**What to do**
Scan the data beneath this task and copy each line that includes "phải".

** Start of Data for this exercise **

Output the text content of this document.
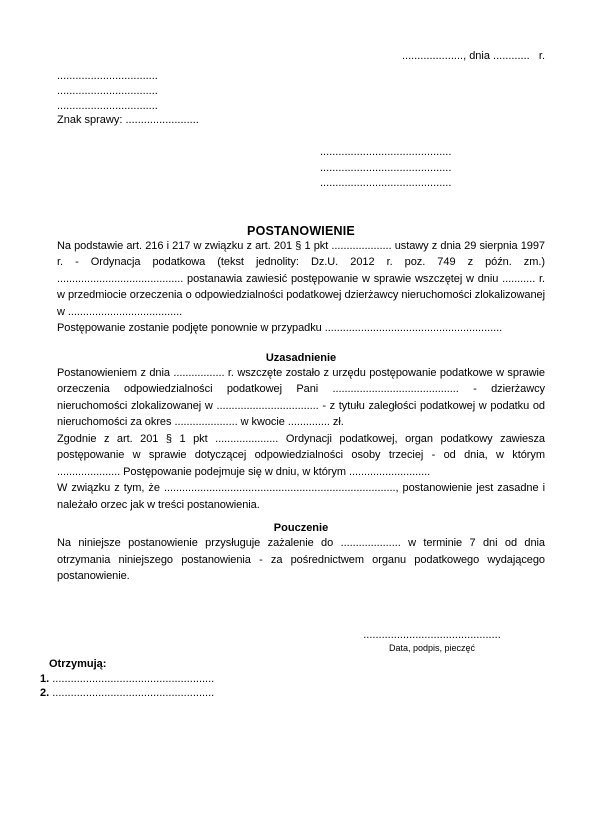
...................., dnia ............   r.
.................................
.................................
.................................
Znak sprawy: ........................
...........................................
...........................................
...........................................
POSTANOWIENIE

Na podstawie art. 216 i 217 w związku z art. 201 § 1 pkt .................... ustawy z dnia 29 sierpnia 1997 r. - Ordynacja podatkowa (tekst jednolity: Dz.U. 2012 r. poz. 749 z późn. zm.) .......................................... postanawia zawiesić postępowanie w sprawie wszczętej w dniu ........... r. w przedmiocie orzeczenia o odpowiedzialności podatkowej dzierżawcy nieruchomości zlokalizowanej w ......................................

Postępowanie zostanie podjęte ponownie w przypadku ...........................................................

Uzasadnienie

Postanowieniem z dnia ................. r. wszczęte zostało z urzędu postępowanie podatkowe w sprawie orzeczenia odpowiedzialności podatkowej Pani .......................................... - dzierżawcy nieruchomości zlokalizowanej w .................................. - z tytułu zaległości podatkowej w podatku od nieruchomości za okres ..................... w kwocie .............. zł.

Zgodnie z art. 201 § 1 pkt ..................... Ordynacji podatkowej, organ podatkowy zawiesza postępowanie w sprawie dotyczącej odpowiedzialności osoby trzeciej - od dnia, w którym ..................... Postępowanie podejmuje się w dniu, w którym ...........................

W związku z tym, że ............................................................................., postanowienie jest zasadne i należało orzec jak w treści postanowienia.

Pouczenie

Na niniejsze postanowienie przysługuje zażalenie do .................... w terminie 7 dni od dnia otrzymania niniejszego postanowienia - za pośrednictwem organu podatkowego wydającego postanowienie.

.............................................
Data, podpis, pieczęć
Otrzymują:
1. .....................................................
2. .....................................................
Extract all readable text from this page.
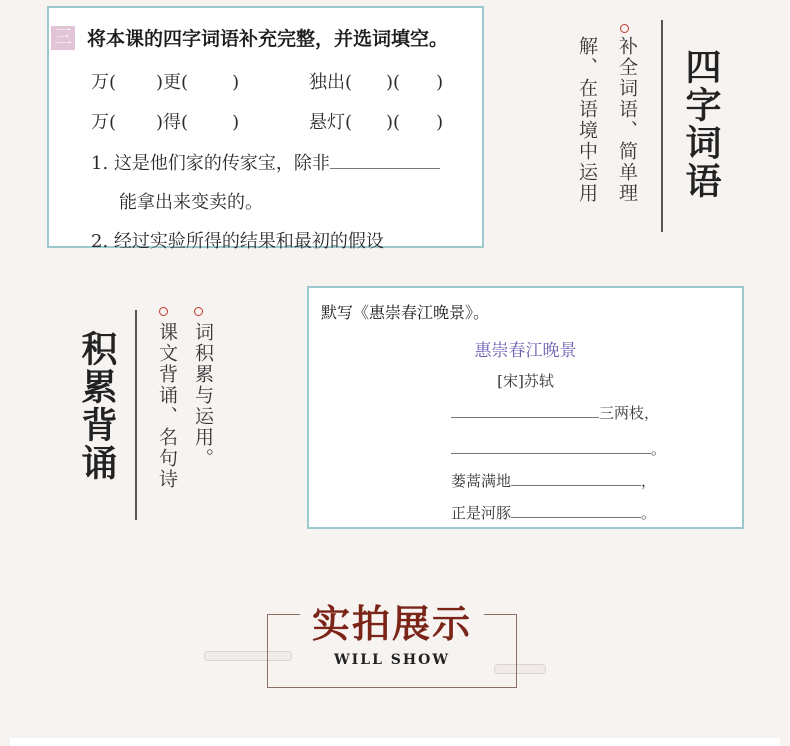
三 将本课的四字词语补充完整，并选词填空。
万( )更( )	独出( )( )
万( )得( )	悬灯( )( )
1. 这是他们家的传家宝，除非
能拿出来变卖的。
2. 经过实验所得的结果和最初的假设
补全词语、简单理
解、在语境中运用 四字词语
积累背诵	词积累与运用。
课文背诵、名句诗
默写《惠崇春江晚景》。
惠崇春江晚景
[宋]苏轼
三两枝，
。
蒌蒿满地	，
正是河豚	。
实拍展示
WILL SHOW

** End of Data for this exercise **
** Start of Data for this exercise **

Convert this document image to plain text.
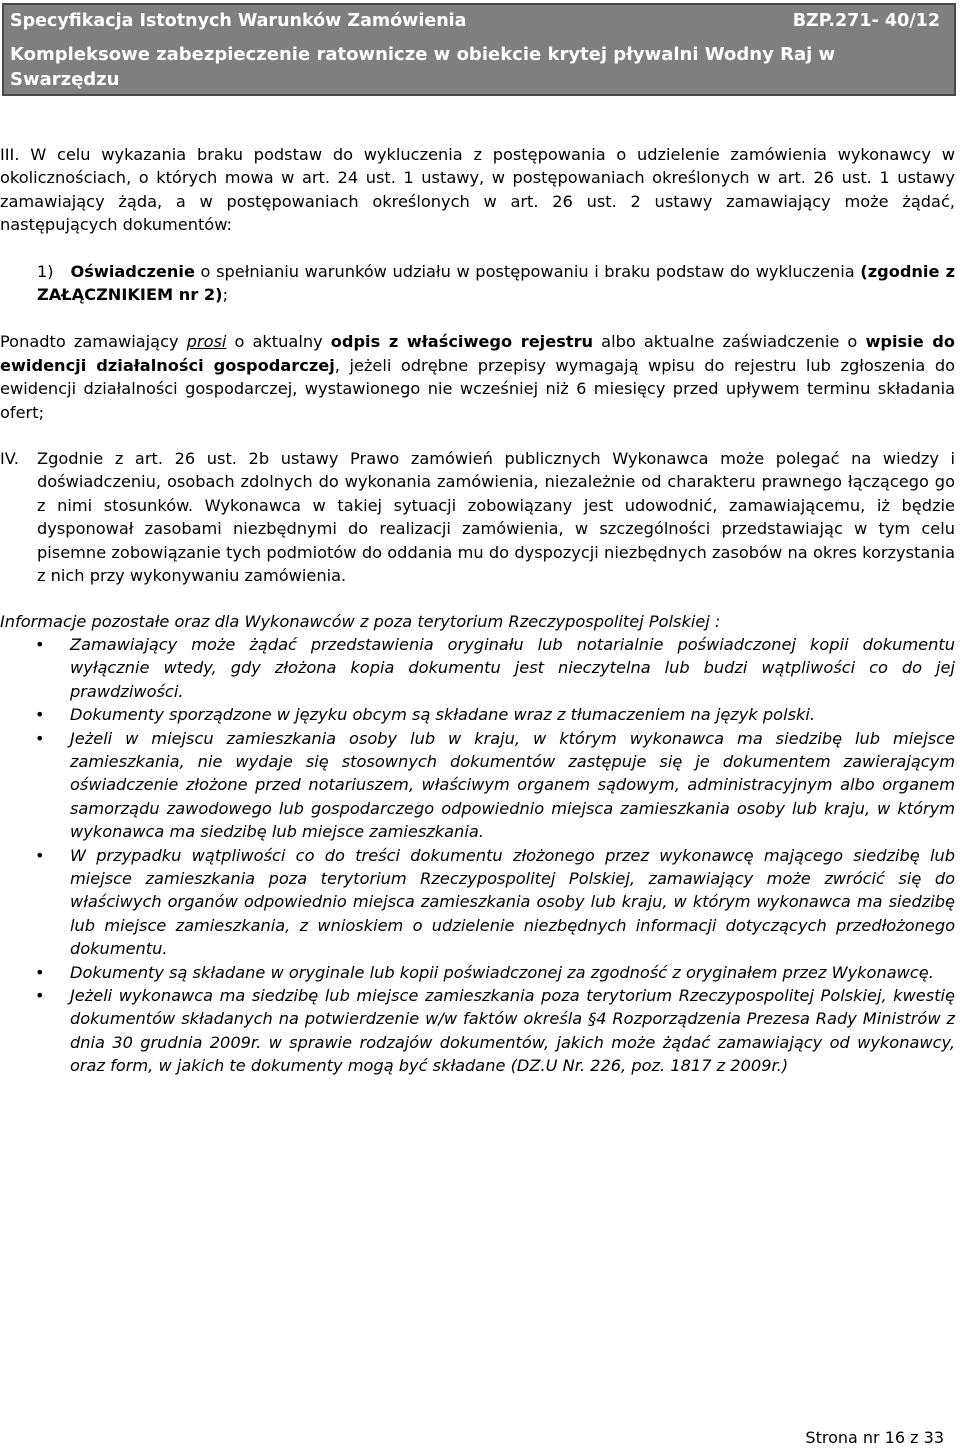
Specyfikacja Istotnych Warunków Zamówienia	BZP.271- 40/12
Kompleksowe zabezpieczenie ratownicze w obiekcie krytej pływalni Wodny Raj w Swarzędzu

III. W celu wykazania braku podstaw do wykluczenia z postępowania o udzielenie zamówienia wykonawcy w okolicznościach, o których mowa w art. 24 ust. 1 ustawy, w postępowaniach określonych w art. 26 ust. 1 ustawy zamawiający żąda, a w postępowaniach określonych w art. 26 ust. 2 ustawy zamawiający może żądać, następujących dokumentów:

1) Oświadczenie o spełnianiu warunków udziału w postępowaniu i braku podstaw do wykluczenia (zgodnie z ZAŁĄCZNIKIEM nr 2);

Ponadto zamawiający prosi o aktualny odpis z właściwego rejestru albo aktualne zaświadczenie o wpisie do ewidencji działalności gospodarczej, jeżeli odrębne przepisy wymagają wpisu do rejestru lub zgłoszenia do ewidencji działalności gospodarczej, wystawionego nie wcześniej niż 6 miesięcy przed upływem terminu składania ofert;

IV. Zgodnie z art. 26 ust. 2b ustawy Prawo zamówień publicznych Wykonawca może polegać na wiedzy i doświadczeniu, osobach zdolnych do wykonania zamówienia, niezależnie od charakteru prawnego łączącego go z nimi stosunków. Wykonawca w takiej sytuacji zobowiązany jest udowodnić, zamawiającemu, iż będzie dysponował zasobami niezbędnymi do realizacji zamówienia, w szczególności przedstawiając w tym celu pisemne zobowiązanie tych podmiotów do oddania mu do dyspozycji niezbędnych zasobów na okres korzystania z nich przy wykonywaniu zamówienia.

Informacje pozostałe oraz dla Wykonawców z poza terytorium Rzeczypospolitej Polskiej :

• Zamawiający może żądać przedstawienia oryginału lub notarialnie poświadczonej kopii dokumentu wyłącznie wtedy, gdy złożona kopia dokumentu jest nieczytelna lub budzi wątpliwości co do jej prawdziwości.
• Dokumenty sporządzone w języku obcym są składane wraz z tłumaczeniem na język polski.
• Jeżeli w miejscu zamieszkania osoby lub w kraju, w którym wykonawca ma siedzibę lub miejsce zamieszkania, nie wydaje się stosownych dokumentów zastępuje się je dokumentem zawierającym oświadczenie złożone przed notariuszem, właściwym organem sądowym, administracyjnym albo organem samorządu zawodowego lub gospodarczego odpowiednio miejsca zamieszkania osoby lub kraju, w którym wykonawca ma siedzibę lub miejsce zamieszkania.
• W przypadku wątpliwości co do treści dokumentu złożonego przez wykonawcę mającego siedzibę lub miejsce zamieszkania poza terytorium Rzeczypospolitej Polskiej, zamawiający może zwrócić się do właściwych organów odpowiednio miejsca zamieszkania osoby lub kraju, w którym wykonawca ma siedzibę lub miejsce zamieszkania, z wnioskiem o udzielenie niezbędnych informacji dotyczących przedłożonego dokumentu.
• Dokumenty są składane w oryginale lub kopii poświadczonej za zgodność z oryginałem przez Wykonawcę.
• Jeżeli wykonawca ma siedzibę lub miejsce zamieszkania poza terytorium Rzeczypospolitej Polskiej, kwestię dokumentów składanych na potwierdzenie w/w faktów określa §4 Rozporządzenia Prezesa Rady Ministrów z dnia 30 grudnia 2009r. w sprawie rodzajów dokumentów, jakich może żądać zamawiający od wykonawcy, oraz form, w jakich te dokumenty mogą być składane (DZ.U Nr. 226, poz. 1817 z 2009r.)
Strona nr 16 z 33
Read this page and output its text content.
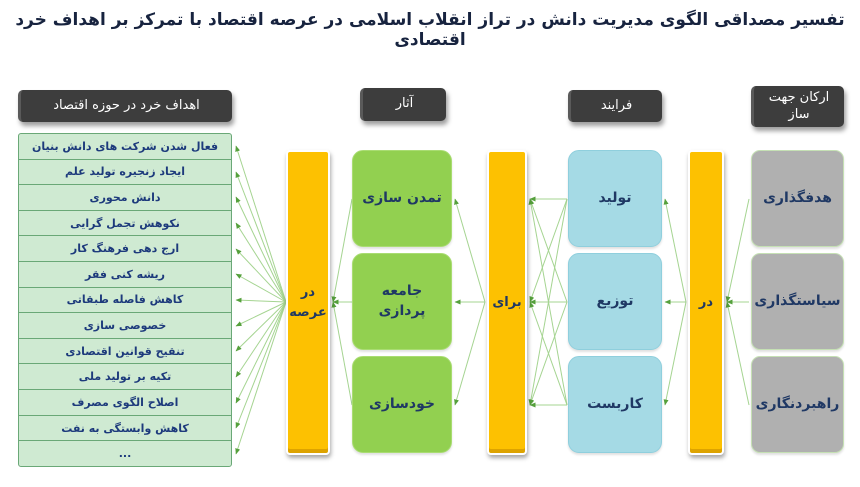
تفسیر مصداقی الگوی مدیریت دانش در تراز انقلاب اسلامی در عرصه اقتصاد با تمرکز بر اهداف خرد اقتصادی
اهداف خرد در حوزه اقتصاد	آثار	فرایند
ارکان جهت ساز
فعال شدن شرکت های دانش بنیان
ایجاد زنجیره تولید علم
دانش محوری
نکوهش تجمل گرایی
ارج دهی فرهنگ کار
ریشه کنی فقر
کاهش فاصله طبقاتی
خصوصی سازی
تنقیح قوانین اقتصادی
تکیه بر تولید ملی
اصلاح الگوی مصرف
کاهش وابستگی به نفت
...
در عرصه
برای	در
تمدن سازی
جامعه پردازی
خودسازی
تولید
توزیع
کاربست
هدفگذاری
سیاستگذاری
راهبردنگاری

** End of Data for this exercise **
** Start of Data for this exercise **

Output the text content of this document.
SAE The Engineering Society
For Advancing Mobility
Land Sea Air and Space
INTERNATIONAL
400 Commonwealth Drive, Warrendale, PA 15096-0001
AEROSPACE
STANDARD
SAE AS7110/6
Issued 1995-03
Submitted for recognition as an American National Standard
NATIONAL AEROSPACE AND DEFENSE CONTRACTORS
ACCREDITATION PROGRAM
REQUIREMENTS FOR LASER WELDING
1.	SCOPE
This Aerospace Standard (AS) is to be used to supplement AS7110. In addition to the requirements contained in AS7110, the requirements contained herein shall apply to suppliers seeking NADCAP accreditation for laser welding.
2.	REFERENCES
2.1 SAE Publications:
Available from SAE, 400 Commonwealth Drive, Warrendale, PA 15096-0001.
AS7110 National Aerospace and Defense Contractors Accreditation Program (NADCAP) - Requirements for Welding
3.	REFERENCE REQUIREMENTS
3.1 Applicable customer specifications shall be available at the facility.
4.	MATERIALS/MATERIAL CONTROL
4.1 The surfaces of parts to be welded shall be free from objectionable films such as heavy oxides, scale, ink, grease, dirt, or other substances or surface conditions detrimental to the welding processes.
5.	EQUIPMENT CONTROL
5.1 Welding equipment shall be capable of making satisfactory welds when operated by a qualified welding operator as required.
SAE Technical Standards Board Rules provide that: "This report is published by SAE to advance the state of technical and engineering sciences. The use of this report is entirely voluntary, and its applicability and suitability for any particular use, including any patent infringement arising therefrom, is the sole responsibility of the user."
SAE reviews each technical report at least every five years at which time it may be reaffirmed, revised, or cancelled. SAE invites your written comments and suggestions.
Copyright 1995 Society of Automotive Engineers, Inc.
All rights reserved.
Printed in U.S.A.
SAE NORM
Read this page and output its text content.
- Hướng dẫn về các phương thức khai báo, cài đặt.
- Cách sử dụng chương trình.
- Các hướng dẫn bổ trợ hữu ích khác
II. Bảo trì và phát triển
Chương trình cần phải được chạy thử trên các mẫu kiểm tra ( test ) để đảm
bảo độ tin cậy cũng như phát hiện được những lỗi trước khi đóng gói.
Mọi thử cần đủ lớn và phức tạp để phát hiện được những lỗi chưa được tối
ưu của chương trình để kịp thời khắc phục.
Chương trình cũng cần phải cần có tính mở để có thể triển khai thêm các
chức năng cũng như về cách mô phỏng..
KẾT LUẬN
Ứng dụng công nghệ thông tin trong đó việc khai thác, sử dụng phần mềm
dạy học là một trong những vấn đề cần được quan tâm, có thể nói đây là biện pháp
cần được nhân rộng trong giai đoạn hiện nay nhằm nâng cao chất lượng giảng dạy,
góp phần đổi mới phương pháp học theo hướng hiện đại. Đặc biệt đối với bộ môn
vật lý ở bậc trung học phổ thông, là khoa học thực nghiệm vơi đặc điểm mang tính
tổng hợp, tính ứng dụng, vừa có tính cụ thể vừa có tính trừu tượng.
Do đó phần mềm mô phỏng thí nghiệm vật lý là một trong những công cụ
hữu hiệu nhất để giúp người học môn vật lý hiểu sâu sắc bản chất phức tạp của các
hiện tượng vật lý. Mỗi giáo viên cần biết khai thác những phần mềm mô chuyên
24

** End of Data for this exercise **

**Result of this task**
Chương trình cần phải được chạy thử trên các mẫu kiểm tra ( test ) để đảm
Chương trình cũng cần phải cần có tính mở để có thể triển khai thêm các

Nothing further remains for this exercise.